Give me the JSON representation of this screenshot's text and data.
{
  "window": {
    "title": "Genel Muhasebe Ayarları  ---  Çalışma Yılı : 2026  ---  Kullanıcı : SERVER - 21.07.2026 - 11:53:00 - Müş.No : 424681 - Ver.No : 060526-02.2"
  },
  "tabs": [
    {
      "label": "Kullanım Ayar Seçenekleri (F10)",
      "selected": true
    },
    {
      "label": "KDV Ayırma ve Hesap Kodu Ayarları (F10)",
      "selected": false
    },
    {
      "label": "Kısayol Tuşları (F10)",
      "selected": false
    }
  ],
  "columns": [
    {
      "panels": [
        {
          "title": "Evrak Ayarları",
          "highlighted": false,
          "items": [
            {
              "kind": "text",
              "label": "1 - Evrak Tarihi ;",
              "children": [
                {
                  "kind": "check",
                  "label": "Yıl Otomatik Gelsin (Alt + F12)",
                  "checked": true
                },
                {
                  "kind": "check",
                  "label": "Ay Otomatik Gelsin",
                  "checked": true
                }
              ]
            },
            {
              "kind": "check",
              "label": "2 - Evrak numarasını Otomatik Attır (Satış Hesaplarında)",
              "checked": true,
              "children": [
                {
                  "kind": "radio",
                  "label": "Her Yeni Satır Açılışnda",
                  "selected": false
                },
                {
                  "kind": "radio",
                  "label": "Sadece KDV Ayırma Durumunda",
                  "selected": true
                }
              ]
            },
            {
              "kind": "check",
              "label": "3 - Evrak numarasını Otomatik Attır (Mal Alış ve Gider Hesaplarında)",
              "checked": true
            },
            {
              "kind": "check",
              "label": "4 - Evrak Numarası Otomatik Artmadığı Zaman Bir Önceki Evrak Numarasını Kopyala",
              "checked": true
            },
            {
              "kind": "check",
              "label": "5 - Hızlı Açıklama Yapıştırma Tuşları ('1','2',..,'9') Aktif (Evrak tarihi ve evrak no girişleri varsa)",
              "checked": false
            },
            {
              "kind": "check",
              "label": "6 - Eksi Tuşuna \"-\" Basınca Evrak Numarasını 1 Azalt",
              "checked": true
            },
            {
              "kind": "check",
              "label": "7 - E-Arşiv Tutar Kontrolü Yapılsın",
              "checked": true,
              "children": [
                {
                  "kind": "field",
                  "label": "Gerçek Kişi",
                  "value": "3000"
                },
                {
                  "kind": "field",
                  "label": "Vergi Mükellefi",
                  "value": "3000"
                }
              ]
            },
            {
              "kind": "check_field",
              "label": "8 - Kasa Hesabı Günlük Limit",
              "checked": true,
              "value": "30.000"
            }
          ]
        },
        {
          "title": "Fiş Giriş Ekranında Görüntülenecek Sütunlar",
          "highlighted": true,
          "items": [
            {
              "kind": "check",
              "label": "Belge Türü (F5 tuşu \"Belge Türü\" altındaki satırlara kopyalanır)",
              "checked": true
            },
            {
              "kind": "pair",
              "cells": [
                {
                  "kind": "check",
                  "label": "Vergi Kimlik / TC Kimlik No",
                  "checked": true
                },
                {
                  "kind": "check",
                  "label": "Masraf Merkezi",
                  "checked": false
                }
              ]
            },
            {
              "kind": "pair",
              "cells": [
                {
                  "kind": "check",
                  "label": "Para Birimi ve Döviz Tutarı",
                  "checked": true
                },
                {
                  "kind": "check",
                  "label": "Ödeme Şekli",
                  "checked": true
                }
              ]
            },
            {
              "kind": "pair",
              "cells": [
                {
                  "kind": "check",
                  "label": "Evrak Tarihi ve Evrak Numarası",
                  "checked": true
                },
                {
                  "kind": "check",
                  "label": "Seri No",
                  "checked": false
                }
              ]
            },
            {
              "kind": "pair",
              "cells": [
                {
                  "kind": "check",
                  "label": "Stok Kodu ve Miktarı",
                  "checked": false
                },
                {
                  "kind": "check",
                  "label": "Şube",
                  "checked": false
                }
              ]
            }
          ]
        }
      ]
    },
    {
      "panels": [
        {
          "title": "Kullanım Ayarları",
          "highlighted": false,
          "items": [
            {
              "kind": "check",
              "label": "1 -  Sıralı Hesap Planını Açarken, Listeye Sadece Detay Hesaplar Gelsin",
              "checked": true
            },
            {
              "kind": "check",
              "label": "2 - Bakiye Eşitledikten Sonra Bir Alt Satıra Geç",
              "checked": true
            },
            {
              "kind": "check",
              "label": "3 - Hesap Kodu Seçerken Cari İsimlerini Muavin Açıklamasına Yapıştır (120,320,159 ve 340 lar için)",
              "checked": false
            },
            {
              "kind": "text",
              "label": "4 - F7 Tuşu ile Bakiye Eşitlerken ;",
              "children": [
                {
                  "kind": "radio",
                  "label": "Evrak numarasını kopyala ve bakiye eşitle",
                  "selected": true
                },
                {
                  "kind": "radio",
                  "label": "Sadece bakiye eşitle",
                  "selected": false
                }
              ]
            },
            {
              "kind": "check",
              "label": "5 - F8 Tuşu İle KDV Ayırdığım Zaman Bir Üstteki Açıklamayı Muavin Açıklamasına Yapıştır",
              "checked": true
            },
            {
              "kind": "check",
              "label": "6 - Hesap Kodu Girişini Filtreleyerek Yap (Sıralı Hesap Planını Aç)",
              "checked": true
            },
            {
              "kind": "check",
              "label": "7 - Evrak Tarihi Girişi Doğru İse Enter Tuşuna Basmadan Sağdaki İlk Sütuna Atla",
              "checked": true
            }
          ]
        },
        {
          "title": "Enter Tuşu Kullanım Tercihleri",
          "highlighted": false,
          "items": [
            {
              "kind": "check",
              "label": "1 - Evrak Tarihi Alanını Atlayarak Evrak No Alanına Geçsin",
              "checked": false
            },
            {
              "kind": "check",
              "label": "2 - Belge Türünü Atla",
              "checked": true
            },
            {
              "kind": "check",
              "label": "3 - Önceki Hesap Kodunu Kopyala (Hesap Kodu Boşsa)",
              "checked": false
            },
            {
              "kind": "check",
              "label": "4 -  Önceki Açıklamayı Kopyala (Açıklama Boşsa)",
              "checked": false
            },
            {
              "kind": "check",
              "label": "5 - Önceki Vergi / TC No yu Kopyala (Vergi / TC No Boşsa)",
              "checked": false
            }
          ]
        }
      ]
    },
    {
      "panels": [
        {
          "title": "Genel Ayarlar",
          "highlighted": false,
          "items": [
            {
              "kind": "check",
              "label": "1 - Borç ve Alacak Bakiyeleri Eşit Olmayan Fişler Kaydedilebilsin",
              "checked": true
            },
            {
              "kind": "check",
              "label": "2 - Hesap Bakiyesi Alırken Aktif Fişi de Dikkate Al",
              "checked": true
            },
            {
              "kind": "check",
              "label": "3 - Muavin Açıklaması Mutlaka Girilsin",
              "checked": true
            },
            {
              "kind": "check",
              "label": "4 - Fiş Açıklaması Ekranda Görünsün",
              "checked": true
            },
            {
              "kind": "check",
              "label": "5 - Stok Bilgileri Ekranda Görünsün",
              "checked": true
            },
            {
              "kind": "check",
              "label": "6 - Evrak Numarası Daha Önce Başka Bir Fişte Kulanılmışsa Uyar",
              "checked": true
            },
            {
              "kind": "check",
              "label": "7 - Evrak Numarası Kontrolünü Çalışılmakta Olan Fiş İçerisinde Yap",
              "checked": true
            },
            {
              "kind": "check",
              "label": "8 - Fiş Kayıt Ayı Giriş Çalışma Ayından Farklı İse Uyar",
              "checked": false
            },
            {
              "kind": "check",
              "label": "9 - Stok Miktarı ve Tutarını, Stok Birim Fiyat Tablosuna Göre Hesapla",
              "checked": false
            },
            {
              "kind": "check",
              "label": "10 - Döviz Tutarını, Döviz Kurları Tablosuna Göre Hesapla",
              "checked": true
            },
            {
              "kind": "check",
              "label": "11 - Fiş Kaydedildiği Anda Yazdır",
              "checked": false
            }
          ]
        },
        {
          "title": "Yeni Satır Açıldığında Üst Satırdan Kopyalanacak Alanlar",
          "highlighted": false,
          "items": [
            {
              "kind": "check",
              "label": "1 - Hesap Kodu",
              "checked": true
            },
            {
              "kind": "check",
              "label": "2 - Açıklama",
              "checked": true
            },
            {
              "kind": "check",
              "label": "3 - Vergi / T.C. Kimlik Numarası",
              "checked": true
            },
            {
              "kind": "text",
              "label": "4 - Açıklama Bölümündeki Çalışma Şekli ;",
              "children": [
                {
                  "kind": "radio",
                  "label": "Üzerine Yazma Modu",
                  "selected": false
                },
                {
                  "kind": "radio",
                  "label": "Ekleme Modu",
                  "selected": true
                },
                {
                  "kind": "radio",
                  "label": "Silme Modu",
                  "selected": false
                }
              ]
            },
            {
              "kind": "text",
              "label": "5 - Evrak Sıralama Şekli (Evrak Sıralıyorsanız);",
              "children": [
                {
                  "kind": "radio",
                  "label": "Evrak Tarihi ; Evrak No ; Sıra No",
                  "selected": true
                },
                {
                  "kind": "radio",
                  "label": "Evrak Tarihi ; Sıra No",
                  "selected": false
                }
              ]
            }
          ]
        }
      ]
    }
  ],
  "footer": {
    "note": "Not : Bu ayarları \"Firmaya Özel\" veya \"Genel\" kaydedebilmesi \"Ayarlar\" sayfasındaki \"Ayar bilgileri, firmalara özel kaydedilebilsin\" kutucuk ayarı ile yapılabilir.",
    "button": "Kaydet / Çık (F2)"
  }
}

● ● ● ●

» **INSTRUCTIONS FOR THE TASK**: Extract every line of the records above that contains the word "title".

» **ANSWER TO THIS PROBLEM**:
    "title": "Genel Muhasebe Ayarları  ---  Çalışma Yılı : 2026  ---  Kullanıcı : SERVER - 21.07.2026 - 11:53:00 - Müş.No : 424681 - Ver.No : 060526-02.2"
          "title": "Evrak Ayarları",
          "title": "Fiş Giriş Ekranında Görüntülenecek Sütunlar",
          "title": "Kullanım Ayarları",
          "title": "Enter Tuşu Kullanım Tercihleri",
          "title": "Genel Ayarlar",
          "title": "Yeni Satır Açıldığında Üst Satırdan Kopyalanacak Alanlar",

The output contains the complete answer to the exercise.